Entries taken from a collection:
:::::

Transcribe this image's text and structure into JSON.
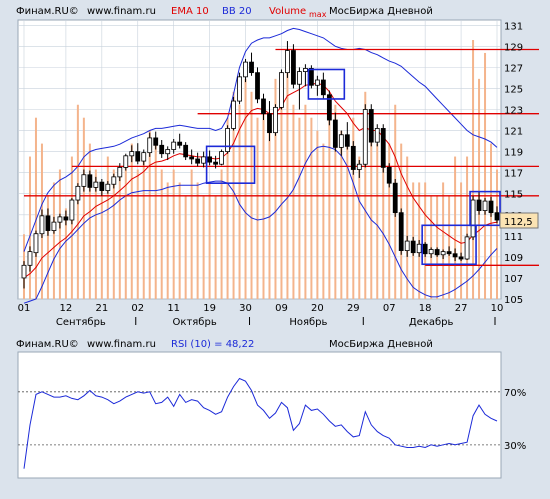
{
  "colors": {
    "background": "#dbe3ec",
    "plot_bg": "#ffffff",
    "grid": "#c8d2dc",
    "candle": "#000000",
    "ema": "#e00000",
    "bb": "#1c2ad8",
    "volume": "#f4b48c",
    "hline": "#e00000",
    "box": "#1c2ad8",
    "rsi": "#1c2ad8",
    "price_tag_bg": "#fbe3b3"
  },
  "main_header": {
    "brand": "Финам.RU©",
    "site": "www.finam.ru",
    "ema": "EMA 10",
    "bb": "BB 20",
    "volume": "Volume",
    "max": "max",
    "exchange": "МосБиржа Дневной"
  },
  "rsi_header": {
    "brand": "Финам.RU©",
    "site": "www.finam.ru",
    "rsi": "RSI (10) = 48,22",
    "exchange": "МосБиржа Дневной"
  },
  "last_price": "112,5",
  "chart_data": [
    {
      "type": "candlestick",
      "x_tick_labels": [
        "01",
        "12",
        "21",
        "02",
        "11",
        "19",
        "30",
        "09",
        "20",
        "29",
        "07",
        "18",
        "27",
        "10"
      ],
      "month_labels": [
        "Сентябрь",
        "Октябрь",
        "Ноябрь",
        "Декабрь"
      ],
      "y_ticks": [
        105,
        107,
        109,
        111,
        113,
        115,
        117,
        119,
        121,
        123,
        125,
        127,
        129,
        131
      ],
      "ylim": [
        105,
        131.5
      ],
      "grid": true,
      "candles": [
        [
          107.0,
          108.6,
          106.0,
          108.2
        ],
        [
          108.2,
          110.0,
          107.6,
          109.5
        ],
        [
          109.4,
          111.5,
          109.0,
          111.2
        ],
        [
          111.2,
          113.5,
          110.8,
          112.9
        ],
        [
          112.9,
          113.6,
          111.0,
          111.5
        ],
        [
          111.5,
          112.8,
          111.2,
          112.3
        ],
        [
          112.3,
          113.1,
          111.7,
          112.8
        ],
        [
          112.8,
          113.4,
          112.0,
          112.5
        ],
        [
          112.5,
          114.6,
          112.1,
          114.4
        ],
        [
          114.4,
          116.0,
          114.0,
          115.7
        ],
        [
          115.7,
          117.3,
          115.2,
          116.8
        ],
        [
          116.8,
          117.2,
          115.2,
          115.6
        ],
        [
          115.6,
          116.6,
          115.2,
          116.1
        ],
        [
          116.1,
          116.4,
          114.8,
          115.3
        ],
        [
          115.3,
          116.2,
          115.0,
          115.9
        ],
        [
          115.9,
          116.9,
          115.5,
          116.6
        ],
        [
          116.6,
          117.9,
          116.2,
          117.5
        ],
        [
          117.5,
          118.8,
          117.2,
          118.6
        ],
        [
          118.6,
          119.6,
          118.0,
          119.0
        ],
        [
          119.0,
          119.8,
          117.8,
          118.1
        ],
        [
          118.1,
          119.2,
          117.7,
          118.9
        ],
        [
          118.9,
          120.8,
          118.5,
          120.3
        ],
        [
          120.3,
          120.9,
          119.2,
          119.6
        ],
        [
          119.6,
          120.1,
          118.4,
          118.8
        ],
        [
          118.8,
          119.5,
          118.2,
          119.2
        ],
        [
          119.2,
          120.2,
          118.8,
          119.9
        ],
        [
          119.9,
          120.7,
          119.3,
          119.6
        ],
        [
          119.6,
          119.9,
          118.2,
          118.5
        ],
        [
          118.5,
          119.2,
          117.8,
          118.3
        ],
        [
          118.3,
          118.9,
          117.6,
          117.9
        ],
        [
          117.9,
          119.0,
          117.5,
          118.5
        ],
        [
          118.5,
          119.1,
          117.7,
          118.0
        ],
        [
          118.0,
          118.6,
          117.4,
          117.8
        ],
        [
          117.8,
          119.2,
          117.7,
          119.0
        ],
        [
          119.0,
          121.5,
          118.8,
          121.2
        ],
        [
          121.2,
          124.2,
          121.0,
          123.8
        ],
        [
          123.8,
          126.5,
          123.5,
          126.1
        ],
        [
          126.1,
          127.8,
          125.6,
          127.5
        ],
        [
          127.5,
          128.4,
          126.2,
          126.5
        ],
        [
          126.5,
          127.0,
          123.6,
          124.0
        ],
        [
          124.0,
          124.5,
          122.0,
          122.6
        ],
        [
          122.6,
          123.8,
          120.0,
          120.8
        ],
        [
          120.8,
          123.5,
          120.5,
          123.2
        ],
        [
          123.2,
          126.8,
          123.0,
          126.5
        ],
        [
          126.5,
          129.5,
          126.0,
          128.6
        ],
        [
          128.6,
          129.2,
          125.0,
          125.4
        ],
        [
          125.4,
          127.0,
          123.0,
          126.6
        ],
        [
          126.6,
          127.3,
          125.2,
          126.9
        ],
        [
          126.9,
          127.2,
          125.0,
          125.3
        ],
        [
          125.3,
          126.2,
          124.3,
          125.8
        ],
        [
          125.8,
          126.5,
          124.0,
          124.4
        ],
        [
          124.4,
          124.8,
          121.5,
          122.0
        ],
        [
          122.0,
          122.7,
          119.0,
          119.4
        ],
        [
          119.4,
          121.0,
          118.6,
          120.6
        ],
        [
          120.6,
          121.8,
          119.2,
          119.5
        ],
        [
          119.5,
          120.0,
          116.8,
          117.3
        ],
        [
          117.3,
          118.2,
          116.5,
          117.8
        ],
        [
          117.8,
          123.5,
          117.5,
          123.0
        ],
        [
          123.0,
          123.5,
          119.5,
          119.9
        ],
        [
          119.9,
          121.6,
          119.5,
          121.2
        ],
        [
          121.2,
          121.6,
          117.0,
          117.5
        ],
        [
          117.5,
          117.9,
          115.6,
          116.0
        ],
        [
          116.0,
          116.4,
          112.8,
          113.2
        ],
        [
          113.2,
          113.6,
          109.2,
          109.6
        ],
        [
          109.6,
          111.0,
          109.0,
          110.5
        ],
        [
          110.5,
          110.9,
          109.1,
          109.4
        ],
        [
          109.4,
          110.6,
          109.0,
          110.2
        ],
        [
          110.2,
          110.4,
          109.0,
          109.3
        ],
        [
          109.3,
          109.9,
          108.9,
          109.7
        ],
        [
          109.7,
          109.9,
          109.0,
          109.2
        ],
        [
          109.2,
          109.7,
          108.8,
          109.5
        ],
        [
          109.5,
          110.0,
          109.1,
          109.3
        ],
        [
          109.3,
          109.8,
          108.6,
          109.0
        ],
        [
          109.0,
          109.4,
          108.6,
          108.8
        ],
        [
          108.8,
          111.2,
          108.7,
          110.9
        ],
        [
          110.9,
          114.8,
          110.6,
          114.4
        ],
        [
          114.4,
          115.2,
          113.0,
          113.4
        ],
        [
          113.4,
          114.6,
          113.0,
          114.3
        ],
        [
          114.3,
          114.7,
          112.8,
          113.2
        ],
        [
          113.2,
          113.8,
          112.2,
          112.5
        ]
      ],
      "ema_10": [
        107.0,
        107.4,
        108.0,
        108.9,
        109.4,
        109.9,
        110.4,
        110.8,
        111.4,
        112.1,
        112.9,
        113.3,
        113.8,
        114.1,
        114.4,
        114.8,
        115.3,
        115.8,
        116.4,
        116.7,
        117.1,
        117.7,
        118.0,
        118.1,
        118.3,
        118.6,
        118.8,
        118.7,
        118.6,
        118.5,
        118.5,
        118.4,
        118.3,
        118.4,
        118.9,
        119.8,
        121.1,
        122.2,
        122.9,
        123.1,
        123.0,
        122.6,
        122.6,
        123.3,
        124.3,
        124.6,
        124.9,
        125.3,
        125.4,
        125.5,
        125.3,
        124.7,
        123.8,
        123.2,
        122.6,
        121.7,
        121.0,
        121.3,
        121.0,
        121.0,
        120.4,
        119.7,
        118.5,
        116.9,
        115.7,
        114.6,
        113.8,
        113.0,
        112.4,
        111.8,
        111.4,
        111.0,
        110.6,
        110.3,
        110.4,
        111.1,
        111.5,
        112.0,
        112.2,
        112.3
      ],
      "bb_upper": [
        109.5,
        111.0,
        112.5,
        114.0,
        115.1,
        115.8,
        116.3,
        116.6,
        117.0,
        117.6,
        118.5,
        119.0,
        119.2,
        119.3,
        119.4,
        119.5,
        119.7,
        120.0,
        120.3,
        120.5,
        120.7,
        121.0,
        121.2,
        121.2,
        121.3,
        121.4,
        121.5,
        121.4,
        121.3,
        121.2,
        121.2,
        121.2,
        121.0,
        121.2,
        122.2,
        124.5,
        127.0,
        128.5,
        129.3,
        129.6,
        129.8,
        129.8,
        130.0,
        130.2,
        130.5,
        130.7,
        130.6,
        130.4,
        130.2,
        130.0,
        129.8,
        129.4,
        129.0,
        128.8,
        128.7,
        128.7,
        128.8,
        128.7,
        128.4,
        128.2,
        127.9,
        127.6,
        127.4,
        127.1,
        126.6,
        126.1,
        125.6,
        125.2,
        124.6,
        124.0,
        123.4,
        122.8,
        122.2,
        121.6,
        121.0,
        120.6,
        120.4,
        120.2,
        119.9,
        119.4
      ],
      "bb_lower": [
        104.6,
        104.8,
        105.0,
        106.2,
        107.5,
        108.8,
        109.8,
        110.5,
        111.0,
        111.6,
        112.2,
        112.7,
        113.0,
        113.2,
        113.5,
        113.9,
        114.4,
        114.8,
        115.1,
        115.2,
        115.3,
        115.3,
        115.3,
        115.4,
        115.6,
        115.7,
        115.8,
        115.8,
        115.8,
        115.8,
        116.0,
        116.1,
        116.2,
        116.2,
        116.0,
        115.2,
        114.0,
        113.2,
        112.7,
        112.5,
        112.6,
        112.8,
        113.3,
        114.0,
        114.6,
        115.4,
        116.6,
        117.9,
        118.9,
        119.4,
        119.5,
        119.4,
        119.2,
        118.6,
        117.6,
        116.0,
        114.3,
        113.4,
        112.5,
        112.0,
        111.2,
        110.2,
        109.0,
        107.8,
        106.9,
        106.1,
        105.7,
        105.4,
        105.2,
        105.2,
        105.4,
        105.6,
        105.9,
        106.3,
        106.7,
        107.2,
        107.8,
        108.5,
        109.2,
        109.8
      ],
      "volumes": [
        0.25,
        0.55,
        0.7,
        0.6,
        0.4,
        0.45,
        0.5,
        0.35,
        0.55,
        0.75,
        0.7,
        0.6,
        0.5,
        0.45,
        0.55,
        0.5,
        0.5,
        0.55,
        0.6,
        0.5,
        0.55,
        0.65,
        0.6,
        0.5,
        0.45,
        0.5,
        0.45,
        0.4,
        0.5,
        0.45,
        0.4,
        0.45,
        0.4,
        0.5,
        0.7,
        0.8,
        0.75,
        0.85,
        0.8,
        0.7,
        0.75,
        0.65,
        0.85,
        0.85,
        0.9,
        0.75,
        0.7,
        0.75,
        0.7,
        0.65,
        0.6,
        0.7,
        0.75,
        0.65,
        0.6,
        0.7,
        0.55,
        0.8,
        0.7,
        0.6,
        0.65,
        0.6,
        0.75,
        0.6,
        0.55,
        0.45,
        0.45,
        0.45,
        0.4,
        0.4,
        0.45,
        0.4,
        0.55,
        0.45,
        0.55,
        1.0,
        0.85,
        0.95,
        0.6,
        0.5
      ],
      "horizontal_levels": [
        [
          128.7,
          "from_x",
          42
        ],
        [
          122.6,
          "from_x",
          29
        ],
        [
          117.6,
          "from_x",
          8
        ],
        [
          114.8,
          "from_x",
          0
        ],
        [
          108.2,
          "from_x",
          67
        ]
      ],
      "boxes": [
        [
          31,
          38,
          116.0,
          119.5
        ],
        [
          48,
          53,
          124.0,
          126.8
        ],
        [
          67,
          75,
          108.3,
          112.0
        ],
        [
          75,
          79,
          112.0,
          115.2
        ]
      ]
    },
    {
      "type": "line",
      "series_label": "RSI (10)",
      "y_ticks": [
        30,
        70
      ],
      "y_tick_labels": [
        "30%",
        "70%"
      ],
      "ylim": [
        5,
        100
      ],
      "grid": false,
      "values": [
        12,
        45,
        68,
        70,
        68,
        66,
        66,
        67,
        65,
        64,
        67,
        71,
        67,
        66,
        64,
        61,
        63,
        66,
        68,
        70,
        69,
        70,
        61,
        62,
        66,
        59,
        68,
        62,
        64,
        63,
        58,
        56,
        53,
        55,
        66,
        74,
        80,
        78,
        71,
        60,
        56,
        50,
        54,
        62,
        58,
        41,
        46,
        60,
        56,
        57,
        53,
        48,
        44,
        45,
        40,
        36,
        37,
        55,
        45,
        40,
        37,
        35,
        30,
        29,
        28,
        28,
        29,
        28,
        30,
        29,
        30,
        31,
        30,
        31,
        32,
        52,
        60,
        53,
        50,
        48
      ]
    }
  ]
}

:::::

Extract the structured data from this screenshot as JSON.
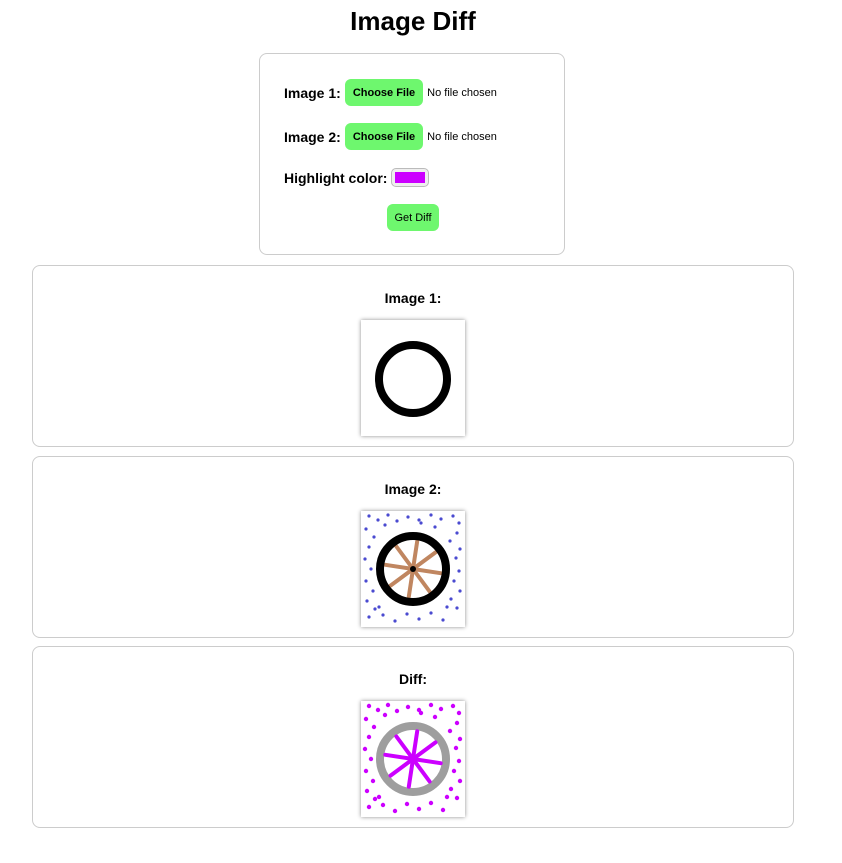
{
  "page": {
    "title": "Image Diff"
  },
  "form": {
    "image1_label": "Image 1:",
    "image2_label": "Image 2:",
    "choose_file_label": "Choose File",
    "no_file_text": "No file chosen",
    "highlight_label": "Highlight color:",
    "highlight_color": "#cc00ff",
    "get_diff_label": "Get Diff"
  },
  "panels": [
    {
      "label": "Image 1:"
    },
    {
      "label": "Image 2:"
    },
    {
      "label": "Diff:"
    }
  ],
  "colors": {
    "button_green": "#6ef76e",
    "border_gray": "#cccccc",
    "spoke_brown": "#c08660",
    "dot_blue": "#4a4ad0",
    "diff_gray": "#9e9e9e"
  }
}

:::::

(Aim of the exercise): Above is a listing; report how many of its lines include the word "this", giving the number only.

(Worked solution): 2